В пьесе переплетаются две трагедии, трагедия борца Михаэля и сына — Арнольда.

Михаэль Крамер — апостол святости и искусства, святости жизни вообще; для него жизнь есть тяжкий подвиг, лишь за труд и непреклонную строгость к себе получает человек высшую награду — он нравственно растет, в нем углубляется чувство собственного достоинства; лишь ценою упорного прилежания шлифуется талант, пока не начинает светить немеркнущим светом истинного искусства. Человек с возвышенной душою, сердцем, исполненным могучей любви, — Крамер тиранически строг и к себе и к другим. Его взгляды восхищают тех, в ком есть чутье великого, но отталкивают веселых, легкомысленных людей.

-=-=-=-=-

--- ЗАДАНИЕ A ---
Перепишите дословно фрагмент текста о пьесе от слов «В пьесе переплетаются» до слов «веселых, легкомысленных людей.» включительно.
Текст и листинг являются независимыми материалами.

--- МАТЕРИАЛ ЗАДАНИЯ ---
-=-=-=-=-

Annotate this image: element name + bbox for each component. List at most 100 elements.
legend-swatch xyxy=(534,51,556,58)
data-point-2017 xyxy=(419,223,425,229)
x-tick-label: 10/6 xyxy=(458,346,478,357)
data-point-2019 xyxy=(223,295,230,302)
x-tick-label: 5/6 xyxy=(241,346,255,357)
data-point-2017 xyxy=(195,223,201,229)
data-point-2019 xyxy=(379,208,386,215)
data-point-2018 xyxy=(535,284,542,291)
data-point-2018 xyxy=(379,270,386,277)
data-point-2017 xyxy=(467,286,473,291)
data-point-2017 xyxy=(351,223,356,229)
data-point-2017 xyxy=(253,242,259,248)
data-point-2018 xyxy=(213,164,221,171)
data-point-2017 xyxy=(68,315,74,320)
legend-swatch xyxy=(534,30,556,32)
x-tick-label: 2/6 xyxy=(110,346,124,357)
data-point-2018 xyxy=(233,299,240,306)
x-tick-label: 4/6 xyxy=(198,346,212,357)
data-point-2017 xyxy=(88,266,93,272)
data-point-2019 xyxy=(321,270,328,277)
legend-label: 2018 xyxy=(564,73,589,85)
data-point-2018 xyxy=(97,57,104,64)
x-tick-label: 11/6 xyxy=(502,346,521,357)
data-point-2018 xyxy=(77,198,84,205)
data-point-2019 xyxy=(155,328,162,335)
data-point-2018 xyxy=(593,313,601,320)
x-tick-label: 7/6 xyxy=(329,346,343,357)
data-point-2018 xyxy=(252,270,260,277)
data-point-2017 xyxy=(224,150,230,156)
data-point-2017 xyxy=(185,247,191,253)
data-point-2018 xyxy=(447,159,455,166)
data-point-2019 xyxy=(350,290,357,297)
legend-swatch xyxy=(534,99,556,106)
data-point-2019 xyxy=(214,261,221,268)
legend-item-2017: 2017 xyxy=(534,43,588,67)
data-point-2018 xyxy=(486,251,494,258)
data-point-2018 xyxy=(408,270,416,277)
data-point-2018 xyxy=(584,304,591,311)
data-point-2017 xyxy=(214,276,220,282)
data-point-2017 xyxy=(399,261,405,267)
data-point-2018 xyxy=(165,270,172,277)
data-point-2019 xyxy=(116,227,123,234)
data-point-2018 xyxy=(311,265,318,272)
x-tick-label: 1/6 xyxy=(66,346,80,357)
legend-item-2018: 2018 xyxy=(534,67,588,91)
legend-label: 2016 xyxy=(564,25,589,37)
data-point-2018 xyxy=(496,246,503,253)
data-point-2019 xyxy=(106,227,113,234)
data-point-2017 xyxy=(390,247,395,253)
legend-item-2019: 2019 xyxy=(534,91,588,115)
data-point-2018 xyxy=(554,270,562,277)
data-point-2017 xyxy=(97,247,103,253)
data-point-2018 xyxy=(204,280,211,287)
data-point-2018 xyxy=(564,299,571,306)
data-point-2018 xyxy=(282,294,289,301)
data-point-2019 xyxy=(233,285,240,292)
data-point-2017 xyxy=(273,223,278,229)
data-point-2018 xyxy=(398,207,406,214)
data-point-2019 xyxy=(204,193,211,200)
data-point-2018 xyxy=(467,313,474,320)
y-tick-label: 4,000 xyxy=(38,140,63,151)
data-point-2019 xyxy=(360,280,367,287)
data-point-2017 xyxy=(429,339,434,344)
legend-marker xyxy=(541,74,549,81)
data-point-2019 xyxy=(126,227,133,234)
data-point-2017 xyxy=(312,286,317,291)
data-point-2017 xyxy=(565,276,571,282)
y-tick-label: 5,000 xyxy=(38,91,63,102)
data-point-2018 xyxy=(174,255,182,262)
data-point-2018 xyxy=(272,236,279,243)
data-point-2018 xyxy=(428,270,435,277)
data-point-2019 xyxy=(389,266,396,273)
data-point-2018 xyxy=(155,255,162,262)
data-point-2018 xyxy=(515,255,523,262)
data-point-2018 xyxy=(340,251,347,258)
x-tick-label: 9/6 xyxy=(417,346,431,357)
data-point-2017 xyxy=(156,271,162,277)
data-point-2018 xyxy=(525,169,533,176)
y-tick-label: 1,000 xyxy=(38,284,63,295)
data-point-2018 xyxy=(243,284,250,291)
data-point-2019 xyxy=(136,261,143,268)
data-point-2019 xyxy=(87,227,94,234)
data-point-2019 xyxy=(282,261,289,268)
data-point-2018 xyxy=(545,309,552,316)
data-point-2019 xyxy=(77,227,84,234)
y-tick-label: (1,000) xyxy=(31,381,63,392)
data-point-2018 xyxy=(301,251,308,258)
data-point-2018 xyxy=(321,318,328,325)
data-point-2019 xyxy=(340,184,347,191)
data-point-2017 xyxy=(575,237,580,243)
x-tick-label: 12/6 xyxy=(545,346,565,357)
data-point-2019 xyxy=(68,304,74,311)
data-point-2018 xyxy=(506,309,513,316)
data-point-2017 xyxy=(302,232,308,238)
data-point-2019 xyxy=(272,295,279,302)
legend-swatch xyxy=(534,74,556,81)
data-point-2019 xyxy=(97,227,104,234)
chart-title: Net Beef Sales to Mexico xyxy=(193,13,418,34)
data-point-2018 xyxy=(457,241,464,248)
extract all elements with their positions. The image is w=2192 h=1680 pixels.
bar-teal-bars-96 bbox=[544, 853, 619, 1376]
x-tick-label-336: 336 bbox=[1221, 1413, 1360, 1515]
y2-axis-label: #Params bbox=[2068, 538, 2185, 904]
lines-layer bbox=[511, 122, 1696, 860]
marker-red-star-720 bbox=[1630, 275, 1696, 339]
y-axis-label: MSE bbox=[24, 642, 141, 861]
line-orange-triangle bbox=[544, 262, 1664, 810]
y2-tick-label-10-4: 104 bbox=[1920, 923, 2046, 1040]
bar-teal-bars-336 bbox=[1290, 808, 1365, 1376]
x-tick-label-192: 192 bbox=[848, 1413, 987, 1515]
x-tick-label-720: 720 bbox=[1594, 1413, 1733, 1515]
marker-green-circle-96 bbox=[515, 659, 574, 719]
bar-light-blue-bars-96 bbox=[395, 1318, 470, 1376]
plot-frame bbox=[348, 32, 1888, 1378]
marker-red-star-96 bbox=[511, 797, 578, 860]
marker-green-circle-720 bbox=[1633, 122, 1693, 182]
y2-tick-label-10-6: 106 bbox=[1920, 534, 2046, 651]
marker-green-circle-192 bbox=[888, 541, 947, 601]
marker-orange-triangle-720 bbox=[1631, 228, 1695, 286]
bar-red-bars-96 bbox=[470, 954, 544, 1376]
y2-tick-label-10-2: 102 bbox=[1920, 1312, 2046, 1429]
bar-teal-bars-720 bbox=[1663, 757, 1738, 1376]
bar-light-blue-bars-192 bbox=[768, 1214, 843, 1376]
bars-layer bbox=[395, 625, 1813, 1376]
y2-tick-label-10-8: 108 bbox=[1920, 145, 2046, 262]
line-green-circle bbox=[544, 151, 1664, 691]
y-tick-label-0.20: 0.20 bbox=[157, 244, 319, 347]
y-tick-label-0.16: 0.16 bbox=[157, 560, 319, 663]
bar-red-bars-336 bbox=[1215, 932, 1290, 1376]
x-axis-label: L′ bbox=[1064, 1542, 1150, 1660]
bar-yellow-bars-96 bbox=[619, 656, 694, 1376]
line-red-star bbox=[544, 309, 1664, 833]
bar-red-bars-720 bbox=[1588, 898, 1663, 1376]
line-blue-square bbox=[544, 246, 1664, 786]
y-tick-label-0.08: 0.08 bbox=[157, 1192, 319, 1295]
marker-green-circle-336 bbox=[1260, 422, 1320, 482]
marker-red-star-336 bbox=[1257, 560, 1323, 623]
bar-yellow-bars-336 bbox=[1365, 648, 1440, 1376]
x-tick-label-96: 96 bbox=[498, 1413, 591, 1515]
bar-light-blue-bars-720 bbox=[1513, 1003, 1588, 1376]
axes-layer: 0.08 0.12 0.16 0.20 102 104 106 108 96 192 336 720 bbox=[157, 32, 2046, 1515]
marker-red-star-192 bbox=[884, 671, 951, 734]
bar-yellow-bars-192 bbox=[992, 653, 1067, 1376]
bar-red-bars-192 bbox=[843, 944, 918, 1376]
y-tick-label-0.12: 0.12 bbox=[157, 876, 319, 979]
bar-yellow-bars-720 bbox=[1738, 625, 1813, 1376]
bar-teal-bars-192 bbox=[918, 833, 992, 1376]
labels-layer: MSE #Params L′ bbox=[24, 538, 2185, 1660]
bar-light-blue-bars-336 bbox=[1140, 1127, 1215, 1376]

-=-=-=-=-

--- ЗАДАНИЕ B ---
Переименуйте «legend-swatch» в «legend-marker» в строках листинга от его начала до строки с «x-tick-label: 11/6 xyxy=(502,346,521,357)» включительно. Выведите только эти строки, остальное в них не меняйте.

--- ПРАВИЛЬНЫЙ РЕЗУЛЬТАТ A ---
В пьесе переплетаются две трагедии, трагедия борца Михаэля и сына — Арнольда.

Михаэль Крамер — апостол святости и искусства, святости жизни вообще; для него жизнь есть тяжкий подвиг, лишь за труд и непреклонную строгость к себе получает человек высшую награду — он нравственно растет, в нем углубляется чувство собственного достоинства; лишь ценою упорного прилежания шлифуется талант, пока не начинает светить немеркнущим светом истинного искусства. Человек с возвышенной душою, сердцем, исполненным могучей любви, — Крамер тиранически строг и к себе и к другим. Его взгляды восхищают тех, в ком есть чутье великого, но отталкивают веселых, легкомысленных людей.

--- ПРАВИЛЬНЫЙ РЕЗУЛЬТАТ B ---
Annotate this image: element name + bbox for each component. List at most 100 elements.
legend-marker xyxy=(534,51,556,58)
data-point-2017 xyxy=(419,223,425,229)
x-tick-label: 10/6 xyxy=(458,346,478,357)
data-point-2019 xyxy=(223,295,230,302)
x-tick-label: 5/6 xyxy=(241,346,255,357)
data-point-2017 xyxy=(195,223,201,229)
data-point-2019 xyxy=(379,208,386,215)
data-point-2018 xyxy=(535,284,542,291)
data-point-2018 xyxy=(379,270,386,277)
data-point-2017 xyxy=(467,286,473,291)
data-point-2017 xyxy=(351,223,356,229)
data-point-2017 xyxy=(253,242,259,248)
data-point-2018 xyxy=(213,164,221,171)
data-point-2017 xyxy=(68,315,74,320)
legend-marker xyxy=(534,30,556,32)
x-tick-label: 2/6 xyxy=(110,346,124,357)
data-point-2018 xyxy=(233,299,240,306)
x-tick-label: 4/6 xyxy=(198,346,212,357)
data-point-2017 xyxy=(88,266,93,272)
data-point-2019 xyxy=(321,270,328,277)
legend-label: 2018 xyxy=(564,73,589,85)
data-point-2018 xyxy=(97,57,104,64)
x-tick-label: 11/6 xyxy=(502,346,521,357)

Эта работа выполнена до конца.